### Stated exercise
Only lines holding the string "User" are wanted; copy each one from the material.

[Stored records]
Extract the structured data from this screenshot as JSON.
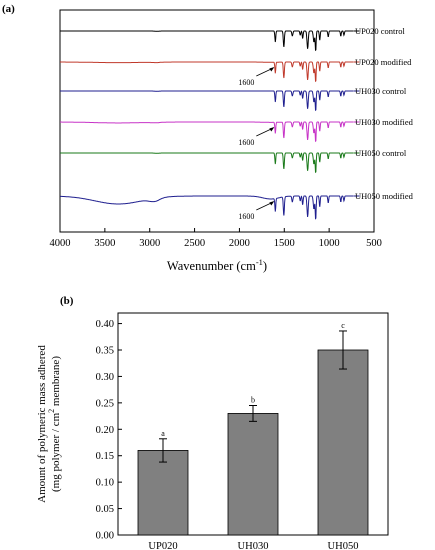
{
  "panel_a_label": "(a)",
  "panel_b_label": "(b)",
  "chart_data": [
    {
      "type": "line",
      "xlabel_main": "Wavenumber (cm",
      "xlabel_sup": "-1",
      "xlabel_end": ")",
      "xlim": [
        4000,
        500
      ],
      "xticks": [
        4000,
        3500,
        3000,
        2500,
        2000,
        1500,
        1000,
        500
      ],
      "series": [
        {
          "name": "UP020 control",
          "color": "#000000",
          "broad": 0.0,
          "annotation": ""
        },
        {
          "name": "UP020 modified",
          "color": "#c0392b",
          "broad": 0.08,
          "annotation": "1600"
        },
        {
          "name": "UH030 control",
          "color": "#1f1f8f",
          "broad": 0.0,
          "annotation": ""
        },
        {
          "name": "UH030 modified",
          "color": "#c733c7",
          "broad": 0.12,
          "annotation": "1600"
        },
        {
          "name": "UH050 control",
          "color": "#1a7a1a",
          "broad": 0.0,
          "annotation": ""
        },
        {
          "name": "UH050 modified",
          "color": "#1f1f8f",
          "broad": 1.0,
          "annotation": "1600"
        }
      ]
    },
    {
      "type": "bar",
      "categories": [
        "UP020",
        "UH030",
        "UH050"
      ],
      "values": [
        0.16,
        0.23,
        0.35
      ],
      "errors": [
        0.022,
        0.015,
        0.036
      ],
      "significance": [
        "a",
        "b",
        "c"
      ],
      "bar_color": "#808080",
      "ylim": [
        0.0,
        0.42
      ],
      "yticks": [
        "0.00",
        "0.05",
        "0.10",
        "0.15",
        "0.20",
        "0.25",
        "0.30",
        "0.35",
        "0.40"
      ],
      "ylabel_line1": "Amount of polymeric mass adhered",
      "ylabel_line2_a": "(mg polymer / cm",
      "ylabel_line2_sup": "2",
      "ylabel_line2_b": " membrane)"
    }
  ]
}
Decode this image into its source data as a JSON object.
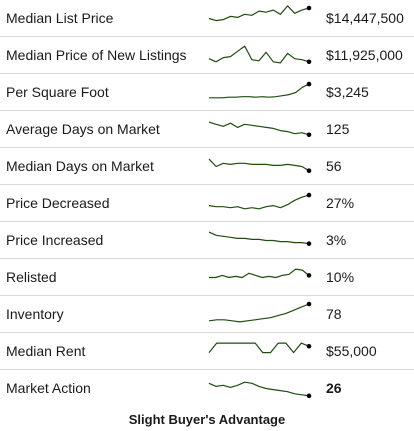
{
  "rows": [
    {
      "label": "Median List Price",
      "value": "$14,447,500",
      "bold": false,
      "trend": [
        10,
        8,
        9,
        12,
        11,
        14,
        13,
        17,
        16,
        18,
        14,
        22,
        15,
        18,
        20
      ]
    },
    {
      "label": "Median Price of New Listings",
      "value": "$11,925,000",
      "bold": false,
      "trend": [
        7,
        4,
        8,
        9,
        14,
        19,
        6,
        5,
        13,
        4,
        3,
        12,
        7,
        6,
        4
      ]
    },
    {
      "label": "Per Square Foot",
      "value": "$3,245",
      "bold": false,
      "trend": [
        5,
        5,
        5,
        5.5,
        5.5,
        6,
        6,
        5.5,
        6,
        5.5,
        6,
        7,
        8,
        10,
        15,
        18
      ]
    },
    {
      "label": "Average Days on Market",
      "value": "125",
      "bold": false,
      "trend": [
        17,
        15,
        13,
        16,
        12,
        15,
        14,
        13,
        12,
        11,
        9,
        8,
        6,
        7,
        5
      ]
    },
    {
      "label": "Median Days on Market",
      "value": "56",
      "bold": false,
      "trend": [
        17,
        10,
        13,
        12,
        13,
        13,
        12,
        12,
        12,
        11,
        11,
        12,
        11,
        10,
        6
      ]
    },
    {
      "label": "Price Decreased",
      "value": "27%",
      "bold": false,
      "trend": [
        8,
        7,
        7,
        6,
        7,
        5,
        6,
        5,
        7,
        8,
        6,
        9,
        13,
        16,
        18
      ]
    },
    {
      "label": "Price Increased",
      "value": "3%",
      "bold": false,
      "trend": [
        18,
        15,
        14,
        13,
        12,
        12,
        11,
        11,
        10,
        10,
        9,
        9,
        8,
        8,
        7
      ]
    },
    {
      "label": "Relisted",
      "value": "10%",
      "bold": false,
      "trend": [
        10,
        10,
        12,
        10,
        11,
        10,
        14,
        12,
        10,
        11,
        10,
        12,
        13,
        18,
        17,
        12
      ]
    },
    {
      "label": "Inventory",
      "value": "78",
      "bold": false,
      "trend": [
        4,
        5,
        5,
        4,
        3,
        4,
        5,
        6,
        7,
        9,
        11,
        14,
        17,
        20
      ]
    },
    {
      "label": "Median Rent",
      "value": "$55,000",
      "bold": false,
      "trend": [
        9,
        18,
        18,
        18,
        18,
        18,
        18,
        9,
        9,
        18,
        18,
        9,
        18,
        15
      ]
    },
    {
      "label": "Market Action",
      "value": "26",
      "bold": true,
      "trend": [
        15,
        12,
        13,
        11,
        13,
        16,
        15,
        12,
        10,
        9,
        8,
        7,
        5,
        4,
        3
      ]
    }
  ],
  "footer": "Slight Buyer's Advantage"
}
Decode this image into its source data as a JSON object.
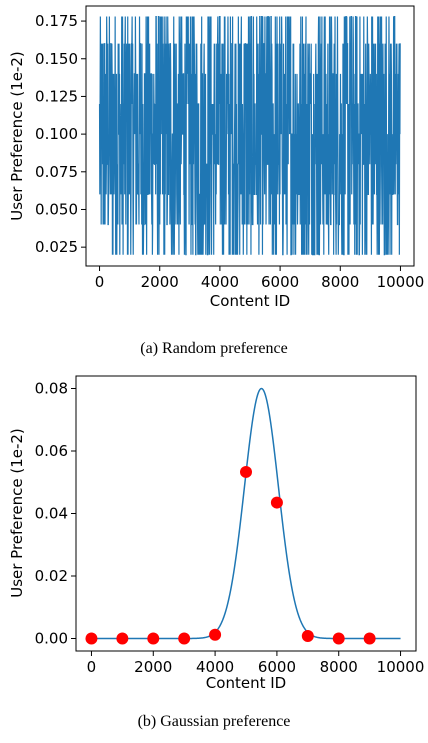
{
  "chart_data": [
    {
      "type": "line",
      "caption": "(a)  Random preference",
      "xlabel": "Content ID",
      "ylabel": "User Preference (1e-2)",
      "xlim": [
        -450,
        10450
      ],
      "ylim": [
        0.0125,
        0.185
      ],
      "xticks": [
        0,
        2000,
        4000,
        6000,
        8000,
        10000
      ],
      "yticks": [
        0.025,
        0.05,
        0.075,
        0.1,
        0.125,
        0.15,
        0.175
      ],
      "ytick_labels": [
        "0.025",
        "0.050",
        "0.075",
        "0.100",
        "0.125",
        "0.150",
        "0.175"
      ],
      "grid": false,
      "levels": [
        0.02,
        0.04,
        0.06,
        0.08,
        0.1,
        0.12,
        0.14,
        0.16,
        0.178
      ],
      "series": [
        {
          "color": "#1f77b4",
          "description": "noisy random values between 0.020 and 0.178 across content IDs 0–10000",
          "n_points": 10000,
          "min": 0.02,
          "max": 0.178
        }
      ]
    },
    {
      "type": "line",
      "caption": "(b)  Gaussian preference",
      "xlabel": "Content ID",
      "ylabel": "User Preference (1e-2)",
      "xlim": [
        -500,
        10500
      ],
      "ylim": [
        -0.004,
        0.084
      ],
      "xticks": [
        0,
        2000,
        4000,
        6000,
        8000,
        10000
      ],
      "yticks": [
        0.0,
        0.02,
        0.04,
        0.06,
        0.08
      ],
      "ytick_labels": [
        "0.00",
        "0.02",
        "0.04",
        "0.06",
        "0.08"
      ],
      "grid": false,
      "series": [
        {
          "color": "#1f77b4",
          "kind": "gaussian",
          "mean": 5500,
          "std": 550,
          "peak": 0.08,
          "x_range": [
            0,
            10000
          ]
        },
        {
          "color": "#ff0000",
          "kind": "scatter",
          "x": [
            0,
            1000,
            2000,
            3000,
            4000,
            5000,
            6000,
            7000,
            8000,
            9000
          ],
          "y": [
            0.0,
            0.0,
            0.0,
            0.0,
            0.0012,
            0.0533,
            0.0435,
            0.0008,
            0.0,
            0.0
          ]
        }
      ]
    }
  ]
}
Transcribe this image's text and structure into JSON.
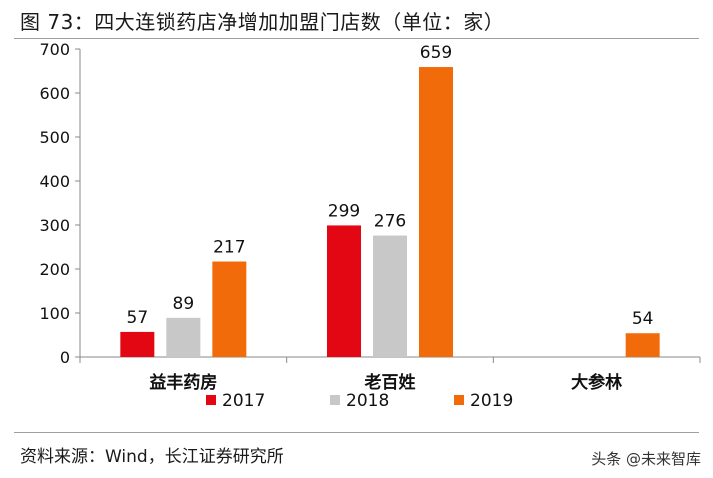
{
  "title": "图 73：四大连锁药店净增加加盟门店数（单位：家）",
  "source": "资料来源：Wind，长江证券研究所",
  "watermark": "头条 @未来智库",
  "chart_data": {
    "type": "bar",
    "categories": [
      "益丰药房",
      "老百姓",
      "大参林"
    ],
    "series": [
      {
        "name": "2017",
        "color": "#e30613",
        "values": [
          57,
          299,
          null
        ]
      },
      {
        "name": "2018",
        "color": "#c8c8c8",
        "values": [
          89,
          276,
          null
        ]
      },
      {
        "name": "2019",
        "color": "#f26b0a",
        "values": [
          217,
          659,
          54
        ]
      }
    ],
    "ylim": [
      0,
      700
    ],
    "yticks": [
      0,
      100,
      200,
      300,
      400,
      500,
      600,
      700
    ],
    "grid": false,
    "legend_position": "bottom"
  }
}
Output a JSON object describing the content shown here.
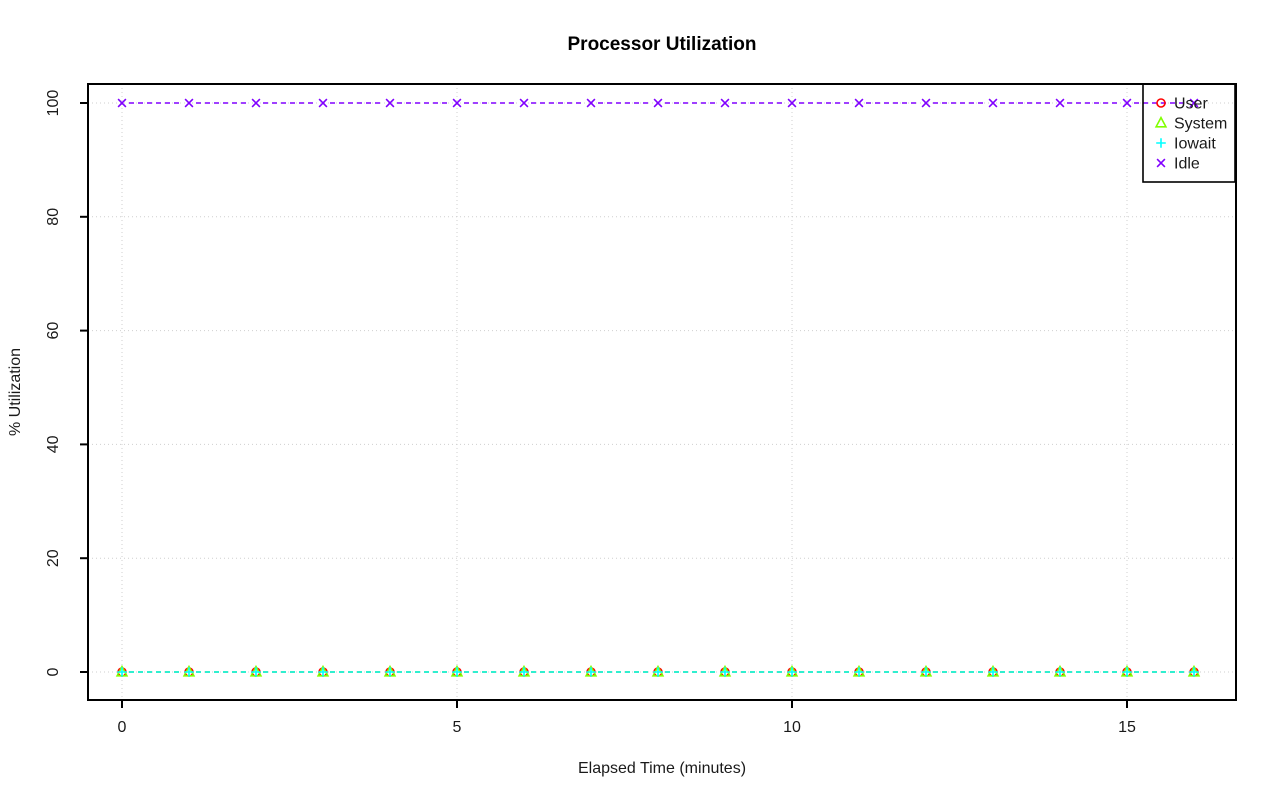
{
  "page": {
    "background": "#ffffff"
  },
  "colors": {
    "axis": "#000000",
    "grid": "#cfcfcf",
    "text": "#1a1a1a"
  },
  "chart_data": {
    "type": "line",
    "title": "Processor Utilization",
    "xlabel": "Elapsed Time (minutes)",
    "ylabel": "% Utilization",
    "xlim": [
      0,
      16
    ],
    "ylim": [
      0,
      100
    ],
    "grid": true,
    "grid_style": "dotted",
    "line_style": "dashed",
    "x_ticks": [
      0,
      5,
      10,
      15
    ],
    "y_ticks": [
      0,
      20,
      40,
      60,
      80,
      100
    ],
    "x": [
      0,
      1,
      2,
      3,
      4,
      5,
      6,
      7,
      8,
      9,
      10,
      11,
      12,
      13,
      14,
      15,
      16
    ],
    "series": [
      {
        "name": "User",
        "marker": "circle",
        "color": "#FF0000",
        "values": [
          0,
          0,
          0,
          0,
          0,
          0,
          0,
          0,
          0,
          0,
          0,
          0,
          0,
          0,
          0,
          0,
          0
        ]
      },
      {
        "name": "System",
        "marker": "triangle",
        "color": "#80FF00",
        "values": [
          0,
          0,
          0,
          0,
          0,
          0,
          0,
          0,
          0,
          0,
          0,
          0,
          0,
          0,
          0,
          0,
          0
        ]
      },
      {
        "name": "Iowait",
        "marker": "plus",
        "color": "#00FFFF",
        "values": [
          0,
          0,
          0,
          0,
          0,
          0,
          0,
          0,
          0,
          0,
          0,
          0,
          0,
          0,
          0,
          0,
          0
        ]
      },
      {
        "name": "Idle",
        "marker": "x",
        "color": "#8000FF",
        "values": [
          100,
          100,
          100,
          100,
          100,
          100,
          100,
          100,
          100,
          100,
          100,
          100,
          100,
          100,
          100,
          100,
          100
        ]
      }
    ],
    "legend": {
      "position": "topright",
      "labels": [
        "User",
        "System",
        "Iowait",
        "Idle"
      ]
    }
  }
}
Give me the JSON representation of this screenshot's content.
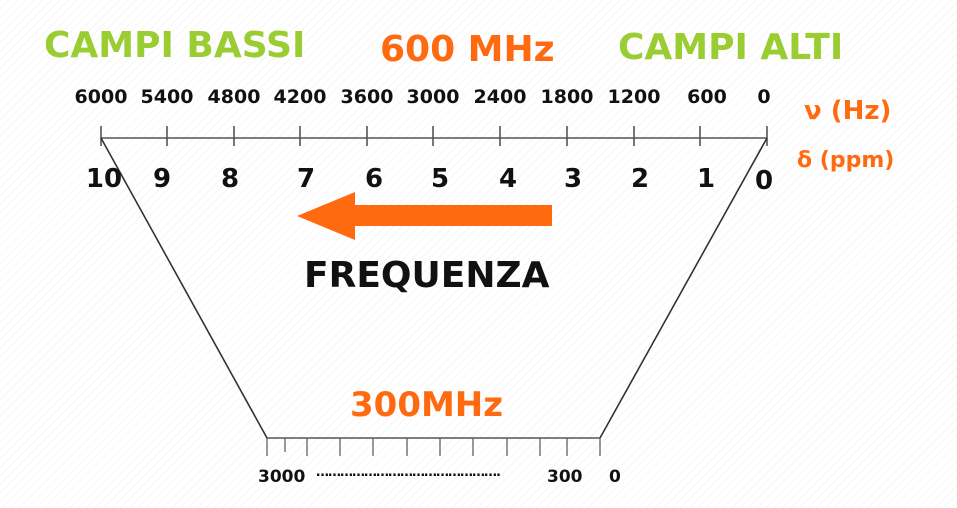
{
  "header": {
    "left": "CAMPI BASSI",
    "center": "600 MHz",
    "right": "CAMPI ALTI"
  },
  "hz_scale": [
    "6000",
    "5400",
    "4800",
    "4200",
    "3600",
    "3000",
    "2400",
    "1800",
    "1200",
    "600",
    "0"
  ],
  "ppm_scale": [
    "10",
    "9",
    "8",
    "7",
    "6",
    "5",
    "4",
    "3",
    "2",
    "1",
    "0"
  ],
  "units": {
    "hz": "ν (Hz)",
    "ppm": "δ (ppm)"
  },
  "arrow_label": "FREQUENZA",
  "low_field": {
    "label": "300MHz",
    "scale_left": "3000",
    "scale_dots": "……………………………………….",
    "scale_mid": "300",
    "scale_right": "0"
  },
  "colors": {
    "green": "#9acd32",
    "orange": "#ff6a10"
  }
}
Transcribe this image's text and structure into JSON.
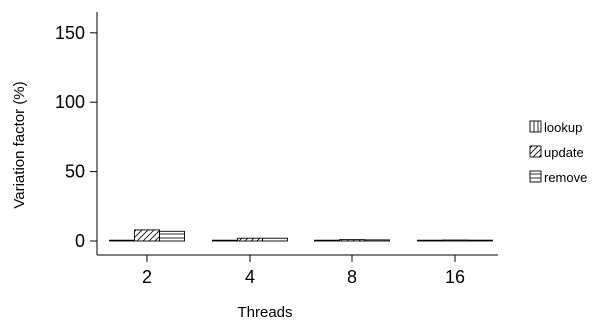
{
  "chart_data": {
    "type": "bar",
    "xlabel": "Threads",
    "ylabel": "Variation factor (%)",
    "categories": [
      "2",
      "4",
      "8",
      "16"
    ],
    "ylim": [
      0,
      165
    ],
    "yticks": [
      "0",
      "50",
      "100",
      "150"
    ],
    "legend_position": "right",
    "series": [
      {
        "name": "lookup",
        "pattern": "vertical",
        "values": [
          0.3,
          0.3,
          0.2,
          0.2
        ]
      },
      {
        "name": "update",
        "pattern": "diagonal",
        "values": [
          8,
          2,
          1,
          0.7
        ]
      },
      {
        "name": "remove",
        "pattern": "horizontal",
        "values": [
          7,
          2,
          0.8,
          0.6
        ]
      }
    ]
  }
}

### Response
      "ylabel": "User Preference (1e-2)",
      "ylabel": "User Preference (1e-2)",
        "name": "User",
        "User",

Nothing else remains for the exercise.